Recorded data>
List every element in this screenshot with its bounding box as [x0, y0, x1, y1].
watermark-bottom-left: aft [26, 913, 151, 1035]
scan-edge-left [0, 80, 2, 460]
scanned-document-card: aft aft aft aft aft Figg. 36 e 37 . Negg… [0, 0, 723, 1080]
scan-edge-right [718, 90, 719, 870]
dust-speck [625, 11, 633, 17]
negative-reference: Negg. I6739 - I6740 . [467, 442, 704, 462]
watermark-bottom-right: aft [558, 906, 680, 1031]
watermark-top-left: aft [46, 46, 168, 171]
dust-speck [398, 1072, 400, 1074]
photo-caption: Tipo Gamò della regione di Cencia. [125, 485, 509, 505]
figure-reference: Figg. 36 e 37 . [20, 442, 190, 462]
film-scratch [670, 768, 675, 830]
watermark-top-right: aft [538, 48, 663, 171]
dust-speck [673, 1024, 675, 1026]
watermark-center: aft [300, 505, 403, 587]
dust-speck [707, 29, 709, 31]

What you need to do> Copy every line of the records above word for word, with nothing changed.

Answer to this exercise>
List every element in this screenshot with its bounding box as [x0, y0, x1, y1].
watermark-bottom-left: aft [26, 913, 151, 1035]
scan-edge-left [0, 80, 2, 460]
scanned-document-card: aft aft aft aft aft Figg. 36 e 37 . Negg… [0, 0, 723, 1080]
scan-edge-right [718, 90, 719, 870]
dust-speck [625, 11, 633, 17]
negative-reference: Negg. I6739 - I6740 . [467, 442, 704, 462]
watermark-bottom-right: aft [558, 906, 680, 1031]
watermark-top-left: aft [46, 46, 168, 171]
dust-speck [398, 1072, 400, 1074]
photo-caption: Tipo Gamò della regione di Cencia. [125, 485, 509, 505]
figure-reference: Figg. 36 e 37 . [20, 442, 190, 462]
film-scratch [670, 768, 675, 830]
watermark-top-right: aft [538, 48, 663, 171]
dust-speck [673, 1024, 675, 1026]
watermark-center: aft [300, 505, 403, 587]
dust-speck [707, 29, 709, 31]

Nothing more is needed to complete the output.